WHAT THIS TASK INVOLVES: Write out all of the data exactly as it appears.

[Dataset entries]
----------------

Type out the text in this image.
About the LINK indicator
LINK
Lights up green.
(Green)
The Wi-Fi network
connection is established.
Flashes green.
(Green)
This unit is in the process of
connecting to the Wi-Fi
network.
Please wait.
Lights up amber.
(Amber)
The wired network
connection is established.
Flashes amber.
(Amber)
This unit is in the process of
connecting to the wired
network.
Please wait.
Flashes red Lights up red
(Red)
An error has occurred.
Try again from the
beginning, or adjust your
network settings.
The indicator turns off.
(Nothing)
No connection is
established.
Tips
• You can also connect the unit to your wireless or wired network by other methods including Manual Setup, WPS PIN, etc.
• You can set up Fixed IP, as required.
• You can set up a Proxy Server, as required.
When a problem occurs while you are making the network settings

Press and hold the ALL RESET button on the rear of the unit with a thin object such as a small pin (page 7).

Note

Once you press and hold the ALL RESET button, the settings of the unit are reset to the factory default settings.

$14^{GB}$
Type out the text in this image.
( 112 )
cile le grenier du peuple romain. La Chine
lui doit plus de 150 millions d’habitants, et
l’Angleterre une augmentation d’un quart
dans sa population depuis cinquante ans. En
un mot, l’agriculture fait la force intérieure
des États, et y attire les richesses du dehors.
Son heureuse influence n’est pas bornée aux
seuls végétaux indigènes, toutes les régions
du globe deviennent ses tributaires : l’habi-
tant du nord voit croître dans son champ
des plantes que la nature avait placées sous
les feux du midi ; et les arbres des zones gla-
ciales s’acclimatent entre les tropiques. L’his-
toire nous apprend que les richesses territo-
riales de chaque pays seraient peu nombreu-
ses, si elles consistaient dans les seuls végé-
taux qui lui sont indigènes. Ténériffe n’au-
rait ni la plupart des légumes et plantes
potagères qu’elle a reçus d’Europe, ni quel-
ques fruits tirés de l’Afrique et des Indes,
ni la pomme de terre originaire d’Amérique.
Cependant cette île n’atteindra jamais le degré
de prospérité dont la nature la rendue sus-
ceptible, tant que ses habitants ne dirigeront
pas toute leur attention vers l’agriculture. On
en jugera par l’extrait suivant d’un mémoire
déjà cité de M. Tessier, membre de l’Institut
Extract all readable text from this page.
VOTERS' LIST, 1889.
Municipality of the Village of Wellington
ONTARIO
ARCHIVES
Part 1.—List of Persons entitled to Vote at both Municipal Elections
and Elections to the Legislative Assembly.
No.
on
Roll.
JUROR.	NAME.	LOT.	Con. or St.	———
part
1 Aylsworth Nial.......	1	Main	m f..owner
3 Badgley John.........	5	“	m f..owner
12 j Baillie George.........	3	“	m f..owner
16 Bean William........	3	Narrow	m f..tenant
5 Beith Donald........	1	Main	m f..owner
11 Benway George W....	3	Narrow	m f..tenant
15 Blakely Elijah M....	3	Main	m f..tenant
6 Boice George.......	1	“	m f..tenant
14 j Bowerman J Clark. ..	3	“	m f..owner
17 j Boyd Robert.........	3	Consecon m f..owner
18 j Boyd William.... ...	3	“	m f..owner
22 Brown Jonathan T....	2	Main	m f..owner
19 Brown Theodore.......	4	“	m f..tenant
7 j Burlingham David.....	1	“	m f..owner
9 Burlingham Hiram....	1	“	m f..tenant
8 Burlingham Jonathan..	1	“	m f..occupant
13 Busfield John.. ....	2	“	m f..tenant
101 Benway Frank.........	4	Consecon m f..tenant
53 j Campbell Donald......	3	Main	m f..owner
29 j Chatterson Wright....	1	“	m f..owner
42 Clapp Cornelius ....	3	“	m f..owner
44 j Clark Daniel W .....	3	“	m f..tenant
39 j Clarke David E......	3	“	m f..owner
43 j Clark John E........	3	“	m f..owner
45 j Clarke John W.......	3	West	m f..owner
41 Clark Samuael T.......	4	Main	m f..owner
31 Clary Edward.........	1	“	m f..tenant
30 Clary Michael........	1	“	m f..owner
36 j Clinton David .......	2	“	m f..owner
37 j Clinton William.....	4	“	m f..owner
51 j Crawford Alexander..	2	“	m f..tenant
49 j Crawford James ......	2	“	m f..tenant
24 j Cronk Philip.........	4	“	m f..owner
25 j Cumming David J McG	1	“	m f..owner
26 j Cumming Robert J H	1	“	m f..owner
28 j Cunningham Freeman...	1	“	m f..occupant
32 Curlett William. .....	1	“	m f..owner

----------------

ANSWER TO THE EXERCISE:
Type out the text in this image.
About the LINK indicator
LINK
Lights up green.
(Green)
The Wi-Fi network
connection is established.
Flashes green.
(Green)
This unit is in the process of
connecting to the Wi-Fi
network.
Please wait.
Lights up amber.
(Amber)
The wired network
connection is established.
Flashes amber.
(Amber)
This unit is in the process of
connecting to the wired
network.
Please wait.
Flashes red Lights up red
(Red)
An error has occurred.
Try again from the
beginning, or adjust your
network settings.
The indicator turns off.
(Nothing)
No connection is
established.
Tips
• You can also connect the unit to your wireless or wired network by other methods including Manual Setup, WPS PIN, etc.
• You can set up Fixed IP, as required.
• You can set up a Proxy Server, as required.
When a problem occurs while you are making the network settings

Press and hold the ALL RESET button on the rear of the unit with a thin object such as a small pin (page 7).

Note

Once you press and hold the ALL RESET button, the settings of the unit are reset to the factory default settings.

$14^{GB}$
Type out the text in this image.
( 112 )
cile le grenier du peuple romain. La Chine
lui doit plus de 150 millions d’habitants, et
l’Angleterre une augmentation d’un quart
dans sa population depuis cinquante ans. En
un mot, l’agriculture fait la force intérieure
des États, et y attire les richesses du dehors.
Son heureuse influence n’est pas bornée aux
seuls végétaux indigènes, toutes les régions
du globe deviennent ses tributaires : l’habi-
tant du nord voit croître dans son champ
des plantes que la nature avait placées sous
les feux du midi ; et les arbres des zones gla-
ciales s’acclimatent entre les tropiques. L’his-
toire nous apprend que les richesses territo-
riales de chaque pays seraient peu nombreu-
ses, si elles consistaient dans les seuls végé-
taux qui lui sont indigènes. Ténériffe n’au-
rait ni la plupart des légumes et plantes
potagères qu’elle a reçus d’Europe, ni quel-
ques fruits tirés de l’Afrique et des Indes,
ni la pomme de terre originaire d’Amérique.
Cependant cette île n’atteindra jamais le degré
de prospérité dont la nature la rendue sus-
ceptible, tant que ses habitants ne dirigeront
pas toute leur attention vers l’agriculture. On
en jugera par l’extrait suivant d’un mémoire
déjà cité de M. Tessier, membre de l’Institut
Extract all readable text from this page.
VOTERS' LIST, 1889.
Municipality of the Village of Wellington
ONTARIO
ARCHIVES
Part 1.—List of Persons entitled to Vote at both Municipal Elections
and Elections to the Legislative Assembly.
No.
on
Roll.
JUROR.	NAME.	LOT.	Con. or St.	———
part
1 Aylsworth Nial.......	1	Main	m f..owner
3 Badgley John.........	5	“	m f..owner
12 j Baillie George.........	3	“	m f..owner
16 Bean William........	3	Narrow	m f..tenant
5 Beith Donald........	1	Main	m f..owner
11 Benway George W....	3	Narrow	m f..tenant
15 Blakely Elijah M....	3	Main	m f..tenant
6 Boice George.......	1	“	m f..tenant
14 j Bowerman J Clark. ..	3	“	m f..owner
17 j Boyd Robert.........	3	Consecon m f..owner
18 j Boyd William.... ...	3	“	m f..owner
22 Brown Jonathan T....	2	Main	m f..owner
19 Brown Theodore.......	4	“	m f..tenant
7 j Burlingham David.....	1	“	m f..owner
9 Burlingham Hiram....	1	“	m f..tenant
8 Burlingham Jonathan..	1	“	m f..occupant
13 Busfield John.. ....	2	“	m f..tenant
101 Benway Frank.........	4	Consecon m f..tenant
53 j Campbell Donald......	3	Main	m f..owner
29 j Chatterson Wright....	1	“	m f..owner
42 Clapp Cornelius ....	3	“	m f..owner
44 j Clark Daniel W .....	3	“	m f..tenant
39 j Clarke David E......	3	“	m f..owner
43 j Clark John E........	3	“	m f..owner
45 j Clarke John W.......	3	West	m f..owner
41 Clark Samuael T.......	4	Main	m f..owner
31 Clary Edward.........	1	“	m f..tenant
30 Clary Michael........	1	“	m f..owner
36 j Clinton David .......	2	“	m f..owner
37 j Clinton William.....	4	“	m f..owner
51 j Crawford Alexander..	2	“	m f..tenant
49 j Crawford James ......	2	“	m f..tenant
24 j Cronk Philip.........	4	“	m f..owner
25 j Cumming David J McG	1	“	m f..owner
26 j Cumming Robert J H	1	“	m f..owner
28 j Cunningham Freeman...	1	“	m f..occupant
32 Curlett William. .....	1	“	m f..owner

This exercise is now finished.